--- begin ---

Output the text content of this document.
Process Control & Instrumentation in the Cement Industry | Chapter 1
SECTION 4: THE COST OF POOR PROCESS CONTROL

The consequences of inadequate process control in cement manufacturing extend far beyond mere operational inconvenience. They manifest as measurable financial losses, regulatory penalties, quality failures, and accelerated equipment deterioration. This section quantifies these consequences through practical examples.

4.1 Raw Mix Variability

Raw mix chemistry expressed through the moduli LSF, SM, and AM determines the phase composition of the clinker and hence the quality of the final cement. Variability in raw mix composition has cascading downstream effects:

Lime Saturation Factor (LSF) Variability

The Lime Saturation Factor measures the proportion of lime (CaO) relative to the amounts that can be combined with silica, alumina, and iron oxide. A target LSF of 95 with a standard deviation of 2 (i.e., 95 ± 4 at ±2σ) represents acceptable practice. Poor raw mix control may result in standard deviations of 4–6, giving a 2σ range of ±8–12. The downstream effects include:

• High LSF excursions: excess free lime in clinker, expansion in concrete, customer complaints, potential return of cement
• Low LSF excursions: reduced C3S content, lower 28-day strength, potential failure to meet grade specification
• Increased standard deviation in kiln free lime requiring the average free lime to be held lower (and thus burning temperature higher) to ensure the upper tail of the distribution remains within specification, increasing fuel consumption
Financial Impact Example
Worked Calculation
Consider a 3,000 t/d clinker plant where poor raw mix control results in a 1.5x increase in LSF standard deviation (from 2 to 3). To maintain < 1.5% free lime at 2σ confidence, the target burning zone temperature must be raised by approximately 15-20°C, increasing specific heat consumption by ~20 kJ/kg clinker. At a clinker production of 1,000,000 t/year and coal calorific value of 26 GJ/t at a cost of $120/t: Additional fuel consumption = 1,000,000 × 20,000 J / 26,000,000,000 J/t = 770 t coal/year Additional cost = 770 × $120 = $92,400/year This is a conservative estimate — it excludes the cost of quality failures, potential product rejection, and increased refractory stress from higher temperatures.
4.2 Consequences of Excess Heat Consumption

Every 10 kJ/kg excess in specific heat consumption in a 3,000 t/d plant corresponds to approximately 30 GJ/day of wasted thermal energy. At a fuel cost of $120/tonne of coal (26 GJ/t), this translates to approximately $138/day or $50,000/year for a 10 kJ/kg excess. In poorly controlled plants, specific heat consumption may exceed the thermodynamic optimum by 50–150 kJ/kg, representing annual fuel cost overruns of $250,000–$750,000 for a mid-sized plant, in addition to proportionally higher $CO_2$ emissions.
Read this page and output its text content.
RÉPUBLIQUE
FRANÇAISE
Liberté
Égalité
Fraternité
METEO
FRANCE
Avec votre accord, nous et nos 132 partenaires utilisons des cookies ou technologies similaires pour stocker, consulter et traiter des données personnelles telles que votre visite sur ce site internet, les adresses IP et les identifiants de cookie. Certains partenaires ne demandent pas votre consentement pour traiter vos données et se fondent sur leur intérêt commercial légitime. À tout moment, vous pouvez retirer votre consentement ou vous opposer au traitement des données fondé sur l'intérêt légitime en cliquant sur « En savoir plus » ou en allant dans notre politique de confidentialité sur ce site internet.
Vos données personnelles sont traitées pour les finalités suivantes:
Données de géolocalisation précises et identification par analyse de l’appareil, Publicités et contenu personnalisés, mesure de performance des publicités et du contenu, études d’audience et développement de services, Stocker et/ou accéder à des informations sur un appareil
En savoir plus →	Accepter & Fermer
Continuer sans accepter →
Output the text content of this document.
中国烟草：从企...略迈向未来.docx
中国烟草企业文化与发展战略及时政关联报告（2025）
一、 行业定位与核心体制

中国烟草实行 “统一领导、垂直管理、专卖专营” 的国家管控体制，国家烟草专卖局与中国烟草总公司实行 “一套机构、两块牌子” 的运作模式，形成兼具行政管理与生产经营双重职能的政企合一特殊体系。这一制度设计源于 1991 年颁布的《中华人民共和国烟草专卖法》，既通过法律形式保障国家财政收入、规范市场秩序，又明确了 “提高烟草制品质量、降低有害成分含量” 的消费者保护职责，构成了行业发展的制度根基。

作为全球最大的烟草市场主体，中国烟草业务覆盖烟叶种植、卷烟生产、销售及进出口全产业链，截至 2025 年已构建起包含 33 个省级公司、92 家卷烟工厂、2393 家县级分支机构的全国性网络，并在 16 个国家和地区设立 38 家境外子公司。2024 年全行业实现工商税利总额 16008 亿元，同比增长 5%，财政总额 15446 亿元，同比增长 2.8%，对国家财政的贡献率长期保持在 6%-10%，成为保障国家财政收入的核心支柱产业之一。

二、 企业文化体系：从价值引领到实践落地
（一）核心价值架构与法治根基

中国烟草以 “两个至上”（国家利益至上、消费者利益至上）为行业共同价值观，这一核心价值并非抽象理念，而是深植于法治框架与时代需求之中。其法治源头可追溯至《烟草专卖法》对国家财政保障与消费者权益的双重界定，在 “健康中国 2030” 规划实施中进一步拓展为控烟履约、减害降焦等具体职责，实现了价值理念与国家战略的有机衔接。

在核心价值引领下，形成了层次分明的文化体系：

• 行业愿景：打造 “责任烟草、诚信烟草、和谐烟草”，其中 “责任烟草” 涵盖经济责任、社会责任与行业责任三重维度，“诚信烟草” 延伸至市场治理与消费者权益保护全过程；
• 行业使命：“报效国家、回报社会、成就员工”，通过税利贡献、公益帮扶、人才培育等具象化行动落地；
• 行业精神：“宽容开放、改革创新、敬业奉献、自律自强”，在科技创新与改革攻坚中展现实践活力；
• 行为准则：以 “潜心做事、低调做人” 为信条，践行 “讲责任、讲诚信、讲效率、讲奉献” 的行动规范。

--- end ---

Aim of the task => Repeat the listing exactly, from its first line to its last.

Result for this task =>
Output the text content of this document.
Process Control & Instrumentation in the Cement Industry | Chapter 1
SECTION 4: THE COST OF POOR PROCESS CONTROL

The consequences of inadequate process control in cement manufacturing extend far beyond mere operational inconvenience. They manifest as measurable financial losses, regulatory penalties, quality failures, and accelerated equipment deterioration. This section quantifies these consequences through practical examples.

4.1 Raw Mix Variability

Raw mix chemistry expressed through the moduli LSF, SM, and AM determines the phase composition of the clinker and hence the quality of the final cement. Variability in raw mix composition has cascading downstream effects:

Lime Saturation Factor (LSF) Variability

The Lime Saturation Factor measures the proportion of lime (CaO) relative to the amounts that can be combined with silica, alumina, and iron oxide. A target LSF of 95 with a standard deviation of 2 (i.e., 95 ± 4 at ±2σ) represents acceptable practice. Poor raw mix control may result in standard deviations of 4–6, giving a 2σ range of ±8–12. The downstream effects include:

• High LSF excursions: excess free lime in clinker, expansion in concrete, customer complaints, potential return of cement
• Low LSF excursions: reduced C3S content, lower 28-day strength, potential failure to meet grade specification
• Increased standard deviation in kiln free lime requiring the average free lime to be held lower (and thus burning temperature higher) to ensure the upper tail of the distribution remains within specification, increasing fuel consumption
Financial Impact Example
Worked Calculation
Consider a 3,000 t/d clinker plant where poor raw mix control results in a 1.5x increase in LSF standard deviation (from 2 to 3). To maintain < 1.5% free lime at 2σ confidence, the target burning zone temperature must be raised by approximately 15-20°C, increasing specific heat consumption by ~20 kJ/kg clinker. At a clinker production of 1,000,000 t/year and coal calorific value of 26 GJ/t at a cost of $120/t: Additional fuel consumption = 1,000,000 × 20,000 J / 26,000,000,000 J/t = 770 t coal/year Additional cost = 770 × $120 = $92,400/year This is a conservative estimate — it excludes the cost of quality failures, potential product rejection, and increased refractory stress from higher temperatures.
4.2 Consequences of Excess Heat Consumption

Every 10 kJ/kg excess in specific heat consumption in a 3,000 t/d plant corresponds to approximately 30 GJ/day of wasted thermal energy. At a fuel cost of $120/tonne of coal (26 GJ/t), this translates to approximately $138/day or $50,000/year for a 10 kJ/kg excess. In poorly controlled plants, specific heat consumption may exceed the thermodynamic optimum by 50–150 kJ/kg, representing annual fuel cost overruns of $250,000–$750,000 for a mid-sized plant, in addition to proportionally higher $CO_2$ emissions.
Read this page and output its text content.
RÉPUBLIQUE
FRANÇAISE
Liberté
Égalité
Fraternité
METEO
FRANCE
Avec votre accord, nous et nos 132 partenaires utilisons des cookies ou technologies similaires pour stocker, consulter et traiter des données personnelles telles que votre visite sur ce site internet, les adresses IP et les identifiants de cookie. Certains partenaires ne demandent pas votre consentement pour traiter vos données et se fondent sur leur intérêt commercial légitime. À tout moment, vous pouvez retirer votre consentement ou vous opposer au traitement des données fondé sur l'intérêt légitime en cliquant sur « En savoir plus » ou en allant dans notre politique de confidentialité sur ce site internet.
Vos données personnelles sont traitées pour les finalités suivantes:
Données de géolocalisation précises et identification par analyse de l’appareil, Publicités et contenu personnalisés, mesure de performance des publicités et du contenu, études d’audience et développement de services, Stocker et/ou accéder à des informations sur un appareil
En savoir plus →	Accepter & Fermer
Continuer sans accepter →
Output the text content of this document.
中国烟草：从企...略迈向未来.docx
中国烟草企业文化与发展战略及时政关联报告（2025）
一、 行业定位与核心体制

中国烟草实行 “统一领导、垂直管理、专卖专营” 的国家管控体制，国家烟草专卖局与中国烟草总公司实行 “一套机构、两块牌子” 的运作模式，形成兼具行政管理与生产经营双重职能的政企合一特殊体系。这一制度设计源于 1991 年颁布的《中华人民共和国烟草专卖法》，既通过法律形式保障国家财政收入、规范市场秩序，又明确了 “提高烟草制品质量、降低有害成分含量” 的消费者保护职责，构成了行业发展的制度根基。

作为全球最大的烟草市场主体，中国烟草业务覆盖烟叶种植、卷烟生产、销售及进出口全产业链，截至 2025 年已构建起包含 33 个省级公司、92 家卷烟工厂、2393 家县级分支机构的全国性网络，并在 16 个国家和地区设立 38 家境外子公司。2024 年全行业实现工商税利总额 16008 亿元，同比增长 5%，财政总额 15446 亿元，同比增长 2.8%，对国家财政的贡献率长期保持在 6%-10%，成为保障国家财政收入的核心支柱产业之一。

二、 企业文化体系：从价值引领到实践落地
（一）核心价值架构与法治根基

中国烟草以 “两个至上”（国家利益至上、消费者利益至上）为行业共同价值观，这一核心价值并非抽象理念，而是深植于法治框架与时代需求之中。其法治源头可追溯至《烟草专卖法》对国家财政保障与消费者权益的双重界定，在 “健康中国 2030” 规划实施中进一步拓展为控烟履约、减害降焦等具体职责，实现了价值理念与国家战略的有机衔接。

在核心价值引领下，形成了层次分明的文化体系：

• 行业愿景：打造 “责任烟草、诚信烟草、和谐烟草”，其中 “责任烟草” 涵盖经济责任、社会责任与行业责任三重维度，“诚信烟草” 延伸至市场治理与消费者权益保护全过程；
• 行业使命：“报效国家、回报社会、成就员工”，通过税利贡献、公益帮扶、人才培育等具象化行动落地；
• 行业精神：“宽容开放、改革创新、敬业奉献、自律自强”，在科技创新与改革攻坚中展现实践活力；
• 行为准则：以 “潜心做事、低调做人” 为信条，践行 “讲责任、讲诚信、讲效率、讲奉献” 的行动规范。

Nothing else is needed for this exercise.